Task prompt: Extract all lines containing "кроме".

Dataset:
▼

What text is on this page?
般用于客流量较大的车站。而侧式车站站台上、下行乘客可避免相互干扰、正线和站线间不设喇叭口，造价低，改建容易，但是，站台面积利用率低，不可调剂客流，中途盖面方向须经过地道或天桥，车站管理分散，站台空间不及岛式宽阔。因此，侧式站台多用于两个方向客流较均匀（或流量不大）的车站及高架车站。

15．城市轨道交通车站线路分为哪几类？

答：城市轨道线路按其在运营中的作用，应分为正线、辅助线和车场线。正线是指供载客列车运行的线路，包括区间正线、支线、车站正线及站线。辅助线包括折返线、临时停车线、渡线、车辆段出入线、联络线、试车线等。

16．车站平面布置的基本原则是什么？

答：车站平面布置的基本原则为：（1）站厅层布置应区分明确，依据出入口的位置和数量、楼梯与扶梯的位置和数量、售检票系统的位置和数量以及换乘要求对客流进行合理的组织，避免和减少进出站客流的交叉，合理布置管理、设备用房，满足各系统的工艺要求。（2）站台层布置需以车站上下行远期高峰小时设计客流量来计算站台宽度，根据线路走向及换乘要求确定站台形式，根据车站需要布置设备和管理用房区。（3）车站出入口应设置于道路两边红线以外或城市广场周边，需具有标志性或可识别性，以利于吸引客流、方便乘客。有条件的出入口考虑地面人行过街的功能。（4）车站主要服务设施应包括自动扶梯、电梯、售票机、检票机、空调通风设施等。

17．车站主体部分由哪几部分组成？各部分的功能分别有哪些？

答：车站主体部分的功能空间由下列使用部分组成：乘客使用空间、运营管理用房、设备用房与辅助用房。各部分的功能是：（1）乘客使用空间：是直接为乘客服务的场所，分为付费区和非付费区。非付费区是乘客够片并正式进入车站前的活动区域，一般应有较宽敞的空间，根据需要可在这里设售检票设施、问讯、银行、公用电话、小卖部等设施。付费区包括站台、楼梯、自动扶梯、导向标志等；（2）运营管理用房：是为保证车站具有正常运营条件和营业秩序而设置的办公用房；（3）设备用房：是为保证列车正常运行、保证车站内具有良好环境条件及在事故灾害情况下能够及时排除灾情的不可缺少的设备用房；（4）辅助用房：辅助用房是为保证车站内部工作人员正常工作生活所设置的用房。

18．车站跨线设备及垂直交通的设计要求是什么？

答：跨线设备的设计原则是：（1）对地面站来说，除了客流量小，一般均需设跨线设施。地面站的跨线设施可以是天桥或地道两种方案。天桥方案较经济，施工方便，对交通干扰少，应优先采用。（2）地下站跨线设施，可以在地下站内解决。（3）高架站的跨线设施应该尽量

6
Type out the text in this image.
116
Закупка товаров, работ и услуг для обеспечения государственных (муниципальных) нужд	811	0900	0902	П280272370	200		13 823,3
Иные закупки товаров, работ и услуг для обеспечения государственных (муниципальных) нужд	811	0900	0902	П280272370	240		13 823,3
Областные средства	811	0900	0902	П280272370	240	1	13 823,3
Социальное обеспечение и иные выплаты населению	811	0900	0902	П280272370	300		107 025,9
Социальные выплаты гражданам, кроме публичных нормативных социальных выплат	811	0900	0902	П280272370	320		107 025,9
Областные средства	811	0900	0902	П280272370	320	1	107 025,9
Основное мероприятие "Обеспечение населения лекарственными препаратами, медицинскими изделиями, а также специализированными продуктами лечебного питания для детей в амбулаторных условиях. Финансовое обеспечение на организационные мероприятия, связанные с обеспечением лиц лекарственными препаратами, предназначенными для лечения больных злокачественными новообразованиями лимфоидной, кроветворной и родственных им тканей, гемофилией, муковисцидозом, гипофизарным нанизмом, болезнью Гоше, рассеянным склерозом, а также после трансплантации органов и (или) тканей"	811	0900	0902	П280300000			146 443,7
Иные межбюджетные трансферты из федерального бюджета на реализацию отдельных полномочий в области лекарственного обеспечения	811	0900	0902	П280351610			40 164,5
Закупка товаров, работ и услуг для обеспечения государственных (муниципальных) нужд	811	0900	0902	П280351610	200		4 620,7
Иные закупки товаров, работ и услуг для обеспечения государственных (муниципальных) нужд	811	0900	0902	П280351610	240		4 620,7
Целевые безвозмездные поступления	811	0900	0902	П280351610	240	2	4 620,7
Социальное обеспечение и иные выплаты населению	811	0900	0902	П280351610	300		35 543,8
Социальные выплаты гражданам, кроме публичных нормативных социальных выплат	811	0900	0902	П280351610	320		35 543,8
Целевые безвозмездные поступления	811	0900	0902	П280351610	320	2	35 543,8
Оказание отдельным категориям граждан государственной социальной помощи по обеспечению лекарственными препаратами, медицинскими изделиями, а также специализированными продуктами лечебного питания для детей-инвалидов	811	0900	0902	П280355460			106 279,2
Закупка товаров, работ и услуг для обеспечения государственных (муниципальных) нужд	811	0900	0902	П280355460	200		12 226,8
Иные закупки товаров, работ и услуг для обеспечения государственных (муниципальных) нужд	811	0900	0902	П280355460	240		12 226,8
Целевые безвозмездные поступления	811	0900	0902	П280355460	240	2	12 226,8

▲

Result:
Социальные выплаты гражданам, кроме публичных нормативных социальных выплат	811	0900	0902	П280272370	320		107 025,9
Социальные выплаты гражданам, кроме публичных нормативных социальных выплат	811	0900	0902	П280351610	320		35 543,8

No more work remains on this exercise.